══ Data supplied

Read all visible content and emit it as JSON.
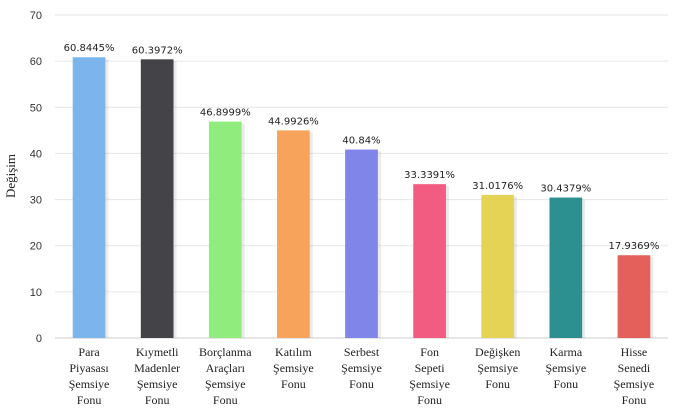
{
  "chart_data": {
    "type": "bar",
    "title": "",
    "xlabel": "",
    "ylabel": "Değişim",
    "ylim": [
      0,
      70
    ],
    "yticks": [
      0,
      10,
      20,
      30,
      40,
      50,
      60,
      70
    ],
    "grid": true,
    "legend": "none",
    "categories": [
      [
        "Para",
        "Piyasası",
        "Şemsiye",
        "Fonu"
      ],
      [
        "Kıymetli",
        "Madenler",
        "Şemsiye",
        "Fonu"
      ],
      [
        "Borçlanma",
        "Araçları",
        "Şemsiye",
        "Fonu"
      ],
      [
        "Katılım",
        "Şemsiye",
        "Fonu"
      ],
      [
        "Serbest",
        "Şemsiye",
        "Fonu"
      ],
      [
        "Fon",
        "Sepeti",
        "Şemsiye",
        "Fonu"
      ],
      [
        "Değişken",
        "Şemsiye",
        "Fonu"
      ],
      [
        "Karma",
        "Şemsiye",
        "Fonu"
      ],
      [
        "Hisse",
        "Senedi",
        "Şemsiye",
        "Fonu"
      ]
    ],
    "values": [
      60.8445,
      60.3972,
      46.8999,
      44.9926,
      40.84,
      33.3391,
      31.0176,
      30.4379,
      17.9369
    ],
    "value_labels": [
      "60.8445%",
      "60.3972%",
      "46.8999%",
      "44.9926%",
      "40.84%",
      "33.3391%",
      "31.0176%",
      "30.4379%",
      "17.9369%"
    ],
    "colors": [
      "#7cb5ec",
      "#434348",
      "#90ed7d",
      "#f7a35c",
      "#8085e9",
      "#f15c80",
      "#e4d354",
      "#2b908f",
      "#e4605a"
    ]
  }
}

════

**Exercise goal**
Every entry above is to be set down exactly; the pictures are to be left out.

**Answer**
Read all visible content and emit it as JSON.
{
  "chart_data": {
    "type": "bar",
    "title": "",
    "xlabel": "",
    "ylabel": "Değişim",
    "ylim": [
      0,
      70
    ],
    "yticks": [
      0,
      10,
      20,
      30,
      40,
      50,
      60,
      70
    ],
    "grid": true,
    "legend": "none",
    "categories": [
      [
        "Para",
        "Piyasası",
        "Şemsiye",
        "Fonu"
      ],
      [
        "Kıymetli",
        "Madenler",
        "Şemsiye",
        "Fonu"
      ],
      [
        "Borçlanma",
        "Araçları",
        "Şemsiye",
        "Fonu"
      ],
      [
        "Katılım",
        "Şemsiye",
        "Fonu"
      ],
      [
        "Serbest",
        "Şemsiye",
        "Fonu"
      ],
      [
        "Fon",
        "Sepeti",
        "Şemsiye",
        "Fonu"
      ],
      [
        "Değişken",
        "Şemsiye",
        "Fonu"
      ],
      [
        "Karma",
        "Şemsiye",
        "Fonu"
      ],
      [
        "Hisse",
        "Senedi",
        "Şemsiye",
        "Fonu"
      ]
    ],
    "values": [
      60.8445,
      60.3972,
      46.8999,
      44.9926,
      40.84,
      33.3391,
      31.0176,
      30.4379,
      17.9369
    ],
    "value_labels": [
      "60.8445%",
      "60.3972%",
      "46.8999%",
      "44.9926%",
      "40.84%",
      "33.3391%",
      "31.0176%",
      "30.4379%",
      "17.9369%"
    ],
    "colors": [
      "#7cb5ec",
      "#434348",
      "#90ed7d",
      "#f7a35c",
      "#8085e9",
      "#f15c80",
      "#e4d354",
      "#2b908f",
      "#e4605a"
    ]
  }
}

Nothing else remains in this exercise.